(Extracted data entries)
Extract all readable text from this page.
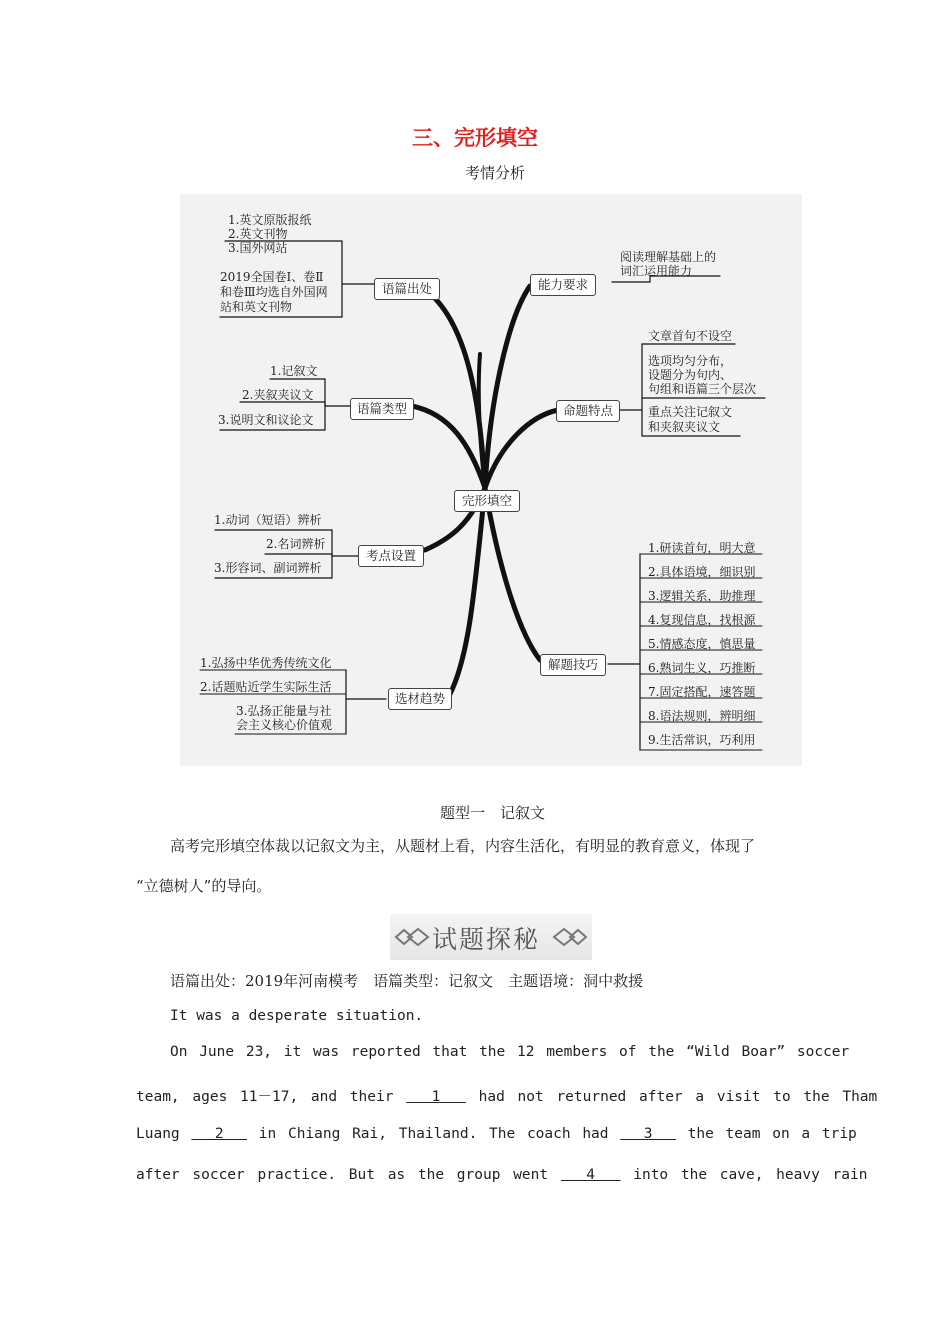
三、完形填空
考情分析
完形填空
语篇出处
1.英文原版报纸
2.英文刊物
3.国外网站
2019全国卷Ⅰ、卷Ⅱ
和卷Ⅲ均选自外国网
站和英文刊物
能力要求
阅读理解基础上的
词汇运用能力
语篇类型
1.记叙文
2.夹叙夹议文
3.说明文和议论文
命题特点
文章首句不设空
选项均匀分布，
设题分为句内、
句组和语篇三个层次
重点关注记叙文
和夹叙夹议文
考点设置
1.动词（短语）辨析
2.名词辨析
3.形容词、副词辨析
解题技巧
1.研读首句，明大意
2.具体语境，细识别
3.逻辑关系，助推理
4.复现信息，找根源
5.情感态度，慎思量
6.熟词生义，巧推断
7.固定搭配，速答题
8.语法规则，辨明细
9.生活常识，巧利用
选材趋势
1.弘扬中华优秀传统文化
2.话题贴近学生实际生活
3.弘扬正能量与社
会主义核心价值观
题型一　记叙文
高考完形填空体裁以记叙文为主，从题材上看，内容生活化，有明显的教育意义，体现了
“立德树人”的导向。
试题探秘
语篇出处：2019年河南模考　语篇类型：记叙文　主题语境：洞中救援
It was a desperate situation.
On June 23, it was reported that the 12 members of the “Wild Boar” soccer
team, ages 11－17, and their   1   had not returned after a visit to the Tham
Luang   2   in Chiang Rai, Thailand. The coach had   3   the team on a trip
after soccer practice. But as the group went   4   into the cave, heavy rain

→ **DO THIS**
Set every line down exactly as written, leaving each picture out.

→ **WRITTEN RESPONSE**
Extract all readable text from this page.
三、完形填空
考情分析
完形填空
语篇出处
1.英文原版报纸
2.英文刊物
3.国外网站
2019全国卷Ⅰ、卷Ⅱ
和卷Ⅲ均选自外国网
站和英文刊物
能力要求
阅读理解基础上的
词汇运用能力
语篇类型
1.记叙文
2.夹叙夹议文
3.说明文和议论文
命题特点
文章首句不设空
选项均匀分布，
设题分为句内、
句组和语篇三个层次
重点关注记叙文
和夹叙夹议文
考点设置
1.动词（短语）辨析
2.名词辨析
3.形容词、副词辨析
解题技巧
1.研读首句，明大意
2.具体语境，细识别
3.逻辑关系，助推理
4.复现信息，找根源
5.情感态度，慎思量
6.熟词生义，巧推断
7.固定搭配，速答题
8.语法规则，辨明细
9.生活常识，巧利用
选材趋势
1.弘扬中华优秀传统文化
2.话题贴近学生实际生活
3.弘扬正能量与社
会主义核心价值观
题型一　记叙文
高考完形填空体裁以记叙文为主，从题材上看，内容生活化，有明显的教育意义，体现了
“立德树人”的导向。
试题探秘
语篇出处：2019年河南模考　语篇类型：记叙文　主题语境：洞中救援
It was a desperate situation.
On June 23, it was reported that the 12 members of the “Wild Boar” soccer
team, ages 11－17, and their   1   had not returned after a visit to the Tham
Luang   2   in Chiang Rai, Thailand. The coach had   3   the team on a trip
after soccer practice. But as the group went   4   into the cave, heavy rain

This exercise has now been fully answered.